───── DATA FOR THE TASK ─────

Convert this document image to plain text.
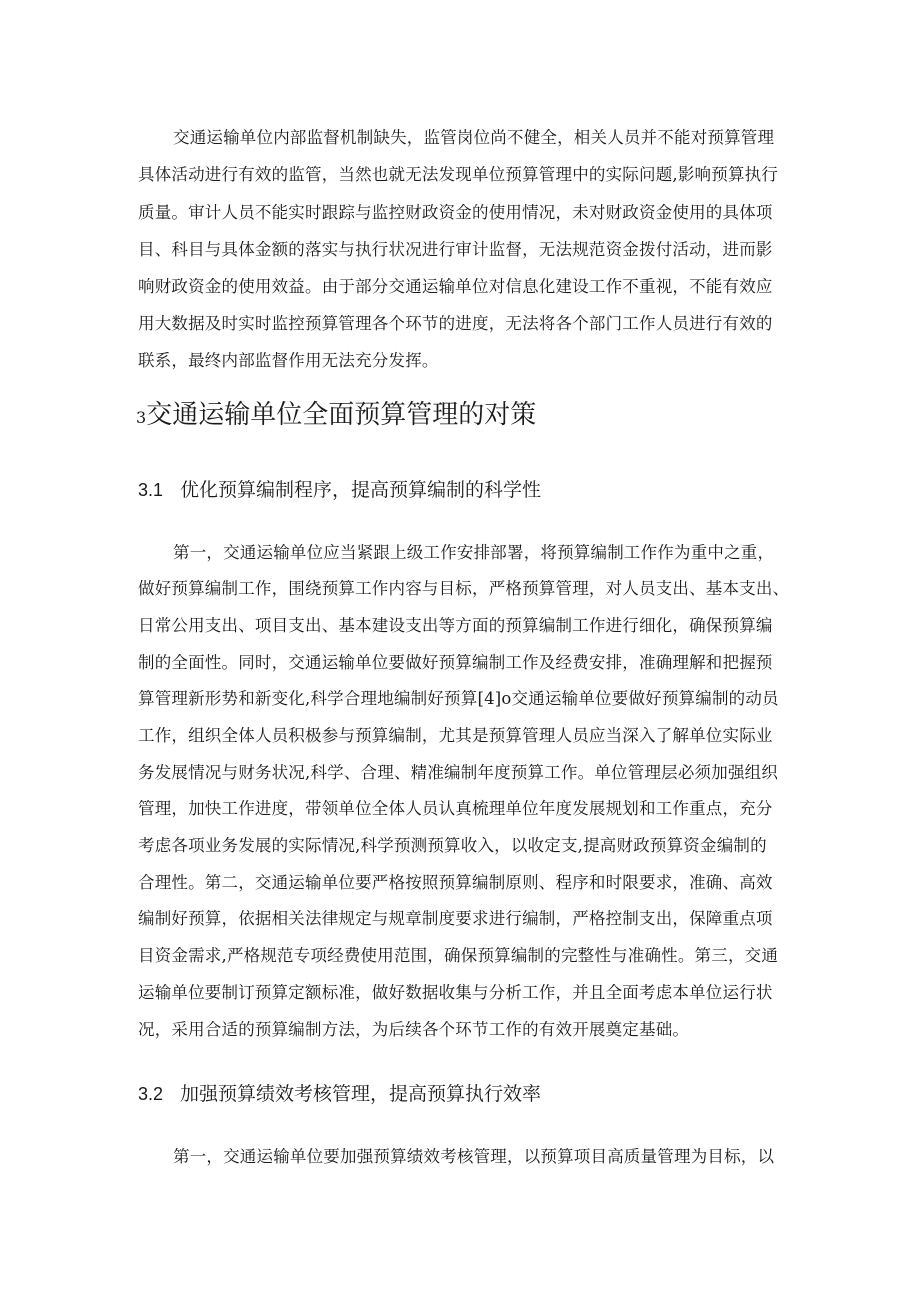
交通运输单位内部监督机制缺失，监管岗位尚不健全，相关人员并不能对预算管理
具体活动进行有效的监管，当然也就无法发现单位预算管理中的实际问题,影响预算执行
质量。审计人员不能实时跟踪与监控财政资金的使用情况，未对财政资金使用的具体项
目、科目与具体金额的落实与执行状况进行审计监督，无法规范资金拨付活动，进而影
响财政资金的使用效益。由于部分交通运输单位对信息化建设工作不重视，不能有效应
用大数据及时实时监控预算管理各个环节的进度，无法将各个部门工作人员进行有效的
联系，最终内部监督作用无法充分发挥。
3交通运输单位全面预算管理的对策
3.1 优化预算编制程序，提高预算编制的科学性
第一，交通运输单位应当紧跟上级工作安排部署，将预算编制工作作为重中之重，
做好预算编制工作，围绕预算工作内容与目标，严格预算管理，对人员支出、基本支出、
日常公用支出、项目支出、基本建设支出等方面的预算编制工作进行细化，确保预算编
制的全面性。同时，交通运输单位要做好预算编制工作及经费安排，准确理解和把握预
算管理新形势和新变化,科学合理地编制好预算[4]o交通运输单位要做好预算编制的动员
工作，组织全体人员积极参与预算编制，尤其是预算管理人员应当深入了解单位实际业
务发展情况与财务状况,科学、合理、精准编制年度预算工作。单位管理层必须加强组织
管理，加快工作进度，带领单位全体人员认真梳理单位年度发展规划和工作重点，充分
考虑各项业务发展的实际情况,科学预测预算收入，以收定支,提高财政预算资金编制的
合理性。第二，交通运输单位要严格按照预算编制原则、程序和时限要求，准确、高效
编制好预算，依据相关法律规定与规章制度要求进行编制，严格控制支出，保障重点项
目资金需求,严格规范专项经费使用范围，确保预算编制的完整性与准确性。第三，交通
运输单位要制订预算定额标准，做好数据收集与分析工作，并且全面考虑本单位运行状
况，采用合适的预算编制方法，为后续各个环节工作的有效开展奠定基础。
3.2 加强预算绩效考核管理，提高预算执行效率
第一，交通运输单位要加强预算绩效考核管理，以预算项目高质量管理为目标，以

─────

**TASK TO CARRY OUT:** Print all the records again exactly; do not include any picture.

**TASK RESULT:**
Convert this document image to plain text.
交通运输单位内部监督机制缺失，监管岗位尚不健全，相关人员并不能对预算管理
具体活动进行有效的监管，当然也就无法发现单位预算管理中的实际问题,影响预算执行
质量。审计人员不能实时跟踪与监控财政资金的使用情况，未对财政资金使用的具体项
目、科目与具体金额的落实与执行状况进行审计监督，无法规范资金拨付活动，进而影
响财政资金的使用效益。由于部分交通运输单位对信息化建设工作不重视，不能有效应
用大数据及时实时监控预算管理各个环节的进度，无法将各个部门工作人员进行有效的
联系，最终内部监督作用无法充分发挥。
3交通运输单位全面预算管理的对策
3.1 优化预算编制程序，提高预算编制的科学性
第一，交通运输单位应当紧跟上级工作安排部署，将预算编制工作作为重中之重，
做好预算编制工作，围绕预算工作内容与目标，严格预算管理，对人员支出、基本支出、
日常公用支出、项目支出、基本建设支出等方面的预算编制工作进行细化，确保预算编
制的全面性。同时，交通运输单位要做好预算编制工作及经费安排，准确理解和把握预
算管理新形势和新变化,科学合理地编制好预算[4]o交通运输单位要做好预算编制的动员
工作，组织全体人员积极参与预算编制，尤其是预算管理人员应当深入了解单位实际业
务发展情况与财务状况,科学、合理、精准编制年度预算工作。单位管理层必须加强组织
管理，加快工作进度，带领单位全体人员认真梳理单位年度发展规划和工作重点，充分
考虑各项业务发展的实际情况,科学预测预算收入，以收定支,提高财政预算资金编制的
合理性。第二，交通运输单位要严格按照预算编制原则、程序和时限要求，准确、高效
编制好预算，依据相关法律规定与规章制度要求进行编制，严格控制支出，保障重点项
目资金需求,严格规范专项经费使用范围，确保预算编制的完整性与准确性。第三，交通
运输单位要制订预算定额标准，做好数据收集与分析工作，并且全面考虑本单位运行状
况，采用合适的预算编制方法，为后续各个环节工作的有效开展奠定基础。
3.2 加强预算绩效考核管理，提高预算执行效率
第一，交通运输单位要加强预算绩效考核管理，以预算项目高质量管理为目标，以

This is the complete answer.